● **Goal**: Set down each record exactly as written.

● **Records supplied**:
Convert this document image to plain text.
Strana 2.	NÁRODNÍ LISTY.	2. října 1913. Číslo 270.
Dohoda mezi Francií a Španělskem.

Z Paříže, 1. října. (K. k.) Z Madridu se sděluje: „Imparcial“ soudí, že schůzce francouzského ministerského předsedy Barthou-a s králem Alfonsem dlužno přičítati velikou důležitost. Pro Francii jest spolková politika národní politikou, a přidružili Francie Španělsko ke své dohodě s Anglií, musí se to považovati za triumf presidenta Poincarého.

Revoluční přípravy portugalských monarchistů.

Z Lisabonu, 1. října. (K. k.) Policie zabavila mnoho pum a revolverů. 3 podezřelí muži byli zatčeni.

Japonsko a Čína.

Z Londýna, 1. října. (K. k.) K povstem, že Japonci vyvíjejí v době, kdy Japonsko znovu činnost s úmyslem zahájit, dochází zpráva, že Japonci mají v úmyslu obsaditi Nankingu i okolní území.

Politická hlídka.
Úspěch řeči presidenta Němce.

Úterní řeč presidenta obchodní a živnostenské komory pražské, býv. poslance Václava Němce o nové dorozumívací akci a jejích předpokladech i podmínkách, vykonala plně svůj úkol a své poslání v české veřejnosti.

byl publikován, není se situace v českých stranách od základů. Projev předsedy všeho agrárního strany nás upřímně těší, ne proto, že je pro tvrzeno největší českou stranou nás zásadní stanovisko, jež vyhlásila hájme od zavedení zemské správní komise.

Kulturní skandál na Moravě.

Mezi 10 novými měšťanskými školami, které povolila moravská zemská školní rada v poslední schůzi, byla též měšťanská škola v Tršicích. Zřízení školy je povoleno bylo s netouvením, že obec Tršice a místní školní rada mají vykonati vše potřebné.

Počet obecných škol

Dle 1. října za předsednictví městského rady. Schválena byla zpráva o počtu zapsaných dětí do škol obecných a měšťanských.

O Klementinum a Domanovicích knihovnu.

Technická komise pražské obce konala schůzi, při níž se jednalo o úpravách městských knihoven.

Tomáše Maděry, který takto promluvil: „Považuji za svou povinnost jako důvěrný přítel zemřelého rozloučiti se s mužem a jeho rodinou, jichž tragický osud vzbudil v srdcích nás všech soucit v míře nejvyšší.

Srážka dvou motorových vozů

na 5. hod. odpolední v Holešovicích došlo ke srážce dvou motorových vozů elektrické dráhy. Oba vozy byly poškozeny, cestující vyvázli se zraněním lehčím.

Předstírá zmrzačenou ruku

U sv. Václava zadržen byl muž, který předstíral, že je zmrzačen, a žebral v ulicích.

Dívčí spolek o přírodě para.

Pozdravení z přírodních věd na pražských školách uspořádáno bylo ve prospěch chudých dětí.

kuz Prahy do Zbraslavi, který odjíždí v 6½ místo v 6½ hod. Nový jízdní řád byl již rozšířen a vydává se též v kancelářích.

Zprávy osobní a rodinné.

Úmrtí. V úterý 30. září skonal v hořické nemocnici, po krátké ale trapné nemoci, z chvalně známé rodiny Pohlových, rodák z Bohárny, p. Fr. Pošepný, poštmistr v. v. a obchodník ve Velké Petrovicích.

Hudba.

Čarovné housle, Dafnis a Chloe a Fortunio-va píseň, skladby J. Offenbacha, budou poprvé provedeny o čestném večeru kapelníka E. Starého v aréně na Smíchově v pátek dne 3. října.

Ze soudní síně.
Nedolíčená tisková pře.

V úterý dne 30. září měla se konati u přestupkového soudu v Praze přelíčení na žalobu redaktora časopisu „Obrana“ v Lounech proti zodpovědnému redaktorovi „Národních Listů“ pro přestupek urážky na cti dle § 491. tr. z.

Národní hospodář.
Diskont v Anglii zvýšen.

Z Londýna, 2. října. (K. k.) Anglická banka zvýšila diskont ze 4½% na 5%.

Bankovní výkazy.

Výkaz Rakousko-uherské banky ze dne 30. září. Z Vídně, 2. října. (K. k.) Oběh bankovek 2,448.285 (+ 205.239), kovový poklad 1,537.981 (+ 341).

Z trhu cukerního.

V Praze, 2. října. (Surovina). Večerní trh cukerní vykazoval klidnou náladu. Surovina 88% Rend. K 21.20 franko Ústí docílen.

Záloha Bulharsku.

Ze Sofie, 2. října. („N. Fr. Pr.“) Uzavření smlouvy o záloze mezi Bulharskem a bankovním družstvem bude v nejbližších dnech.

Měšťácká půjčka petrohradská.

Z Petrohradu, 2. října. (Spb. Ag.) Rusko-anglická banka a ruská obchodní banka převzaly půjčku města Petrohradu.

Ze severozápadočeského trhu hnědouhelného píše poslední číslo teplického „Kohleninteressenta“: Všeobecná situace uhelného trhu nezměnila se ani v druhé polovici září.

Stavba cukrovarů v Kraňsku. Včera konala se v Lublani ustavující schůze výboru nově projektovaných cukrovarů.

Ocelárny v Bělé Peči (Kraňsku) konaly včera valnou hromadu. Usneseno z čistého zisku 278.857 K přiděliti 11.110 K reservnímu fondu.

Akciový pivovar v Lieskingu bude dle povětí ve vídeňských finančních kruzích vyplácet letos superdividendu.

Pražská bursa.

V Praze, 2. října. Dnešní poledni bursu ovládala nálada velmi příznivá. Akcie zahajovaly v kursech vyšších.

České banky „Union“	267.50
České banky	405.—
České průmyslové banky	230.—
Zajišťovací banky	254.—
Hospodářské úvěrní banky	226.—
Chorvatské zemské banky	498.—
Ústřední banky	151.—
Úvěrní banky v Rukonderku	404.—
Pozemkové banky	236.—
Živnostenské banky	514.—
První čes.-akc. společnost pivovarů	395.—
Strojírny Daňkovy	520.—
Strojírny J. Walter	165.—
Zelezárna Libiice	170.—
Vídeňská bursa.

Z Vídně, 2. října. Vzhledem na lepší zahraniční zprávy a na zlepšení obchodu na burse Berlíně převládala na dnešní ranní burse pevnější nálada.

● **Result of this task**:
Convert this document image to plain text.
Strana 2.	NÁRODNÍ LISTY.	2. října 1913. Číslo 270.
Dohoda mezi Francií a Španělskem.

Z Paříže, 1. října. (K. k.) Z Madridu se sděluje: „Imparcial“ soudí, že schůzce francouzského ministerského předsedy Barthou-a s králem Alfonsem dlužno přičítati velikou důležitost. Pro Francii jest spolková politika národní politikou, a přidružili Francie Španělsko ke své dohodě s Anglií, musí se to považovati za triumf presidenta Poincarého.

Revoluční přípravy portugalských monarchistů.

Z Lisabonu, 1. října. (K. k.) Policie zabavila mnoho pum a revolverů. 3 podezřelí muži byli zatčeni.

Japonsko a Čína.

Z Londýna, 1. října. (K. k.) K povstem, že Japonci vyvíjejí v době, kdy Japonsko znovu činnost s úmyslem zahájit, dochází zpráva, že Japonci mají v úmyslu obsaditi Nankingu i okolní území.

Politická hlídka.
Úspěch řeči presidenta Němce.

Úterní řeč presidenta obchodní a živnostenské komory pražské, býv. poslance Václava Němce o nové dorozumívací akci a jejích předpokladech i podmínkách, vykonala plně svůj úkol a své poslání v české veřejnosti.

byl publikován, není se situace v českých stranách od základů. Projev předsedy všeho agrárního strany nás upřímně těší, ne proto, že je pro tvrzeno největší českou stranou nás zásadní stanovisko, jež vyhlásila hájme od zavedení zemské správní komise.

Kulturní skandál na Moravě.

Mezi 10 novými měšťanskými školami, které povolila moravská zemská školní rada v poslední schůzi, byla též měšťanská škola v Tršicích. Zřízení školy je povoleno bylo s netouvením, že obec Tršice a místní školní rada mají vykonati vše potřebné.

Počet obecných škol

Dle 1. října za předsednictví městského rady. Schválena byla zpráva o počtu zapsaných dětí do škol obecných a měšťanských.

O Klementinum a Domanovicích knihovnu.

Technická komise pražské obce konala schůzi, při níž se jednalo o úpravách městských knihoven.

Tomáše Maděry, který takto promluvil: „Považuji za svou povinnost jako důvěrný přítel zemřelého rozloučiti se s mužem a jeho rodinou, jichž tragický osud vzbudil v srdcích nás všech soucit v míře nejvyšší.

Srážka dvou motorových vozů

na 5. hod. odpolední v Holešovicích došlo ke srážce dvou motorových vozů elektrické dráhy. Oba vozy byly poškozeny, cestující vyvázli se zraněním lehčím.

Předstírá zmrzačenou ruku

U sv. Václava zadržen byl muž, který předstíral, že je zmrzačen, a žebral v ulicích.

Dívčí spolek o přírodě para.

Pozdravení z přírodních věd na pražských školách uspořádáno bylo ve prospěch chudých dětí.

kuz Prahy do Zbraslavi, který odjíždí v 6½ místo v 6½ hod. Nový jízdní řád byl již rozšířen a vydává se též v kancelářích.

Zprávy osobní a rodinné.

Úmrtí. V úterý 30. září skonal v hořické nemocnici, po krátké ale trapné nemoci, z chvalně známé rodiny Pohlových, rodák z Bohárny, p. Fr. Pošepný, poštmistr v. v. a obchodník ve Velké Petrovicích.

Hudba.

Čarovné housle, Dafnis a Chloe a Fortunio-va píseň, skladby J. Offenbacha, budou poprvé provedeny o čestném večeru kapelníka E. Starého v aréně na Smíchově v pátek dne 3. října.

Ze soudní síně.
Nedolíčená tisková pře.

V úterý dne 30. září měla se konati u přestupkového soudu v Praze přelíčení na žalobu redaktora časopisu „Obrana“ v Lounech proti zodpovědnému redaktorovi „Národních Listů“ pro přestupek urážky na cti dle § 491. tr. z.

Národní hospodář.
Diskont v Anglii zvýšen.

Z Londýna, 2. října. (K. k.) Anglická banka zvýšila diskont ze 4½% na 5%.

Bankovní výkazy.

Výkaz Rakousko-uherské banky ze dne 30. září. Z Vídně, 2. října. (K. k.) Oběh bankovek 2,448.285 (+ 205.239), kovový poklad 1,537.981 (+ 341).

Z trhu cukerního.

V Praze, 2. října. (Surovina). Večerní trh cukerní vykazoval klidnou náladu. Surovina 88% Rend. K 21.20 franko Ústí docílen.

Záloha Bulharsku.

Ze Sofie, 2. října. („N. Fr. Pr.“) Uzavření smlouvy o záloze mezi Bulharskem a bankovním družstvem bude v nejbližších dnech.

Měšťácká půjčka petrohradská.

Z Petrohradu, 2. října. (Spb. Ag.) Rusko-anglická banka a ruská obchodní banka převzaly půjčku města Petrohradu.

Ze severozápadočeského trhu hnědouhelného píše poslední číslo teplického „Kohleninteressenta“: Všeobecná situace uhelného trhu nezměnila se ani v druhé polovici září.

Stavba cukrovarů v Kraňsku. Včera konala se v Lublani ustavující schůze výboru nově projektovaných cukrovarů.

Ocelárny v Bělé Peči (Kraňsku) konaly včera valnou hromadu. Usneseno z čistého zisku 278.857 K přiděliti 11.110 K reservnímu fondu.

Akciový pivovar v Lieskingu bude dle povětí ve vídeňských finančních kruzích vyplácet letos superdividendu.

Pražská bursa.

V Praze, 2. října. Dnešní poledni bursu ovládala nálada velmi příznivá. Akcie zahajovaly v kursech vyšších.

České banky „Union“	267.50
České banky	405.—
České průmyslové banky	230.—
Zajišťovací banky	254.—
Hospodářské úvěrní banky	226.—
Chorvatské zemské banky	498.—
Ústřední banky	151.—
Úvěrní banky v Rukonderku	404.—
Pozemkové banky	236.—
Živnostenské banky	514.—
První čes.-akc. společnost pivovarů	395.—
Strojírny Daňkovy	520.—
Strojírny J. Walter	165.—
Zelezárna Libiice	170.—
Vídeňská bursa.

Z Vídně, 2. října. Vzhledem na lepší zahraniční zprávy a na zlepšení obchodu na burse Berlíně převládala na dnešní ranní burse pevnější nálada.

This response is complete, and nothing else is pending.